• [Recorded data]:
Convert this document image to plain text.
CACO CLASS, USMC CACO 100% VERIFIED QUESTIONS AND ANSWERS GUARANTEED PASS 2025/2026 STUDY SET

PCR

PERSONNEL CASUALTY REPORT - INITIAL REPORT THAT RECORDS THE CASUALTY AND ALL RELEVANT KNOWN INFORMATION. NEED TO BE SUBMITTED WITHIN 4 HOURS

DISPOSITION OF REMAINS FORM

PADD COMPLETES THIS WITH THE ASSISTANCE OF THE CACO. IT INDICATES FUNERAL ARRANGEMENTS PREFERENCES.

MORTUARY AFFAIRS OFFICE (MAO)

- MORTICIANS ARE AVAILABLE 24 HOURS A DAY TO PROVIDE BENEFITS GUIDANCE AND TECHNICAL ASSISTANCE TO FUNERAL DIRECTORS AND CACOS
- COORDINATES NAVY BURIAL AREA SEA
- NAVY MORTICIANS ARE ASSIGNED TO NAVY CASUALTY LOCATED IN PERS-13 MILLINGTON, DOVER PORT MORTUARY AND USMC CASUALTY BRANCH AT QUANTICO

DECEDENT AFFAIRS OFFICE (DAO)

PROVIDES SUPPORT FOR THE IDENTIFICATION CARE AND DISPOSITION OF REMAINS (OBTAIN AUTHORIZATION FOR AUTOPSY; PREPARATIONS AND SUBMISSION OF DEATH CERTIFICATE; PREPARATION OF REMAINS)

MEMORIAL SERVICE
...
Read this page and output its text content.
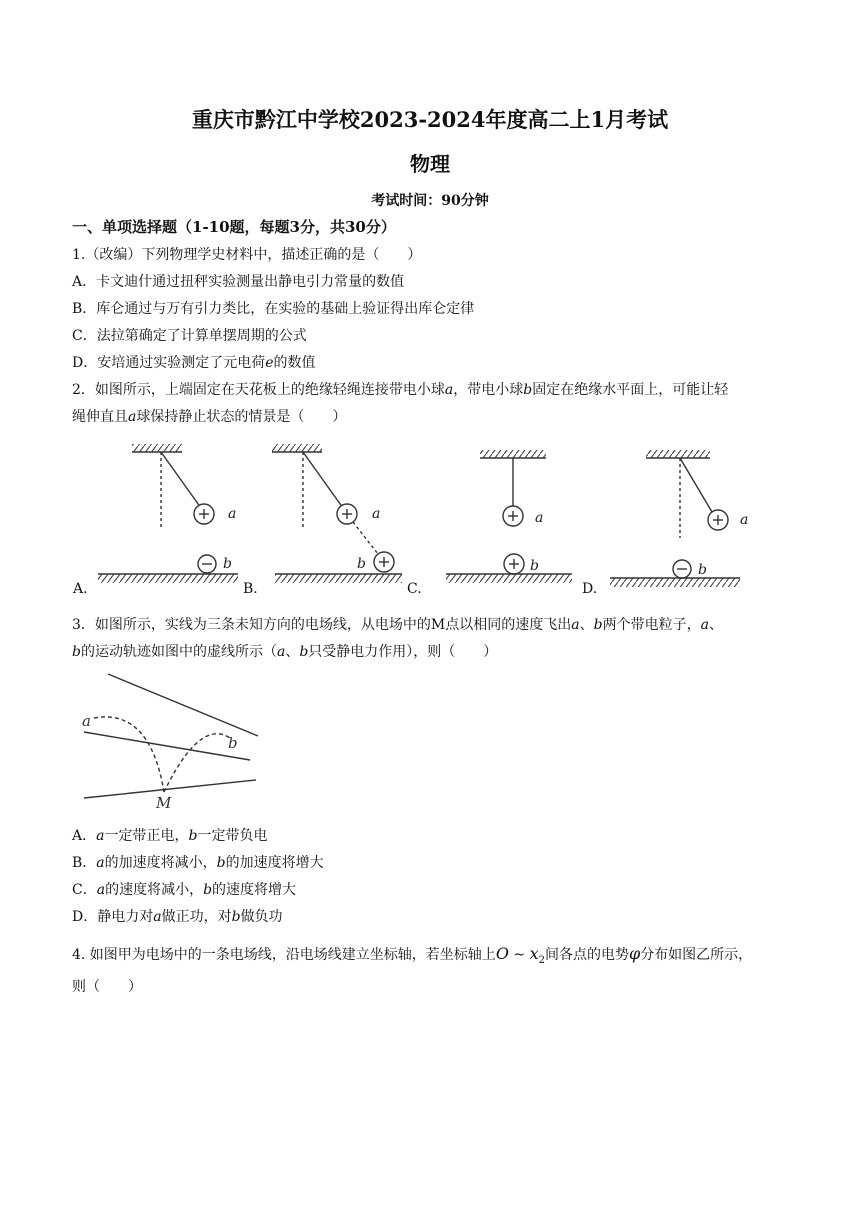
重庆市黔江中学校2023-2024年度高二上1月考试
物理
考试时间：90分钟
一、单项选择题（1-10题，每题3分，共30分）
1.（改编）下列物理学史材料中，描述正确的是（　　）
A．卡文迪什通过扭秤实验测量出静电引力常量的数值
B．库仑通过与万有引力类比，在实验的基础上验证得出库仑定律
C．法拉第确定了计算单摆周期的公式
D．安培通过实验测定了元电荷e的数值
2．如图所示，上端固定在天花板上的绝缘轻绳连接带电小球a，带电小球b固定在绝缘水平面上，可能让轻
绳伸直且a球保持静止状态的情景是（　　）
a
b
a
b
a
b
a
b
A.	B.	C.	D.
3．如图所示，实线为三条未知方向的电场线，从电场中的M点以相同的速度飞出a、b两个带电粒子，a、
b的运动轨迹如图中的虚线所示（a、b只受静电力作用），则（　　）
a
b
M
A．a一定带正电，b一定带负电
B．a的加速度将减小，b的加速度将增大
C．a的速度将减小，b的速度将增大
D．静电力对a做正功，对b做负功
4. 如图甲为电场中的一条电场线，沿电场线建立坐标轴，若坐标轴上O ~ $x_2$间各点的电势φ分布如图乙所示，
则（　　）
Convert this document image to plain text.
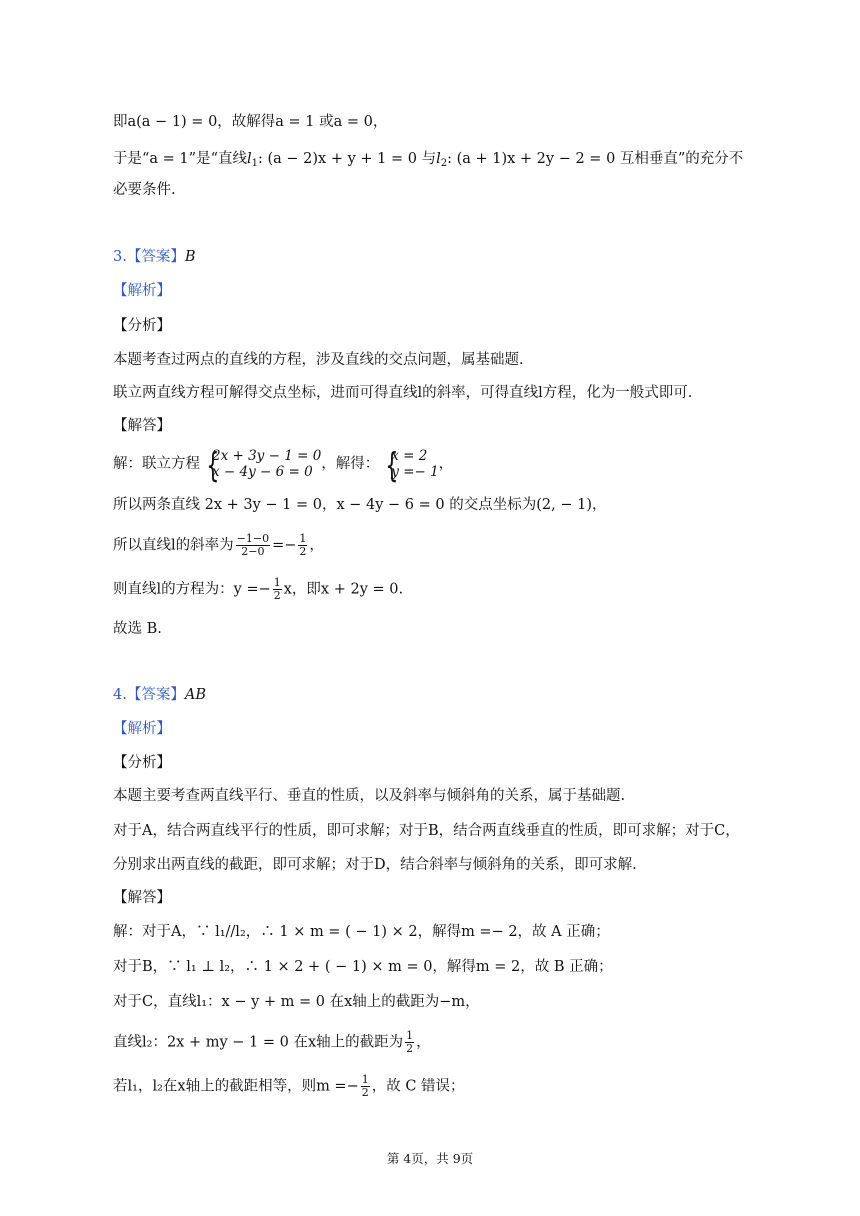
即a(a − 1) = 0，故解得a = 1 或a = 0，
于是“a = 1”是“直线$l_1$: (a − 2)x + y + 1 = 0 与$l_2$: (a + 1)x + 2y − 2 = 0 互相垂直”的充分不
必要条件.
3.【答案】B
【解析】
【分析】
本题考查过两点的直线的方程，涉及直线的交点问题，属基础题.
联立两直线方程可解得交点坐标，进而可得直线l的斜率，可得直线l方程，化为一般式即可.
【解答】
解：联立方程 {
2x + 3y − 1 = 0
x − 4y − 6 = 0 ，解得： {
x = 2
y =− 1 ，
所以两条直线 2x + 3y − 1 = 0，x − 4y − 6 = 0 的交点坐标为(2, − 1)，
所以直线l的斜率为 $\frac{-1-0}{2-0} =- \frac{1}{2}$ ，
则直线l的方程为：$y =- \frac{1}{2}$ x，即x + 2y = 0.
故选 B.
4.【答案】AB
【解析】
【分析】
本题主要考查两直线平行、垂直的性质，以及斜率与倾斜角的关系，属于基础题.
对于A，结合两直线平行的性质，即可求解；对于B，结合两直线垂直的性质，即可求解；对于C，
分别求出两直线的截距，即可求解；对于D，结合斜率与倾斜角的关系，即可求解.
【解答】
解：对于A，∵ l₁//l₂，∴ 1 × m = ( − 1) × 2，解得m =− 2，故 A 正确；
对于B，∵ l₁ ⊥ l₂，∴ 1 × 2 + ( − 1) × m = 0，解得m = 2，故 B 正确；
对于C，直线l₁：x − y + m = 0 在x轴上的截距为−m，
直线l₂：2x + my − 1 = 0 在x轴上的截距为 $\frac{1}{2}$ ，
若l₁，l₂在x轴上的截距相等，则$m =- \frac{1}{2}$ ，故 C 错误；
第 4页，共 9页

• [What this task involves]:
Pick out the lines above containing the word "REMAINS", then copy them.

• [Written response]:
DISPOSITION OF REMAINS FORM
PROVIDES SUPPORT FOR THE IDENTIFICATION CARE AND DISPOSITION OF REMAINS (OBTAIN AUTHORIZATION FOR AUTOPSY; PREPARATIONS AND SUBMISSION OF DEATH CERTIFICATE; PREPARATION OF REMAINS)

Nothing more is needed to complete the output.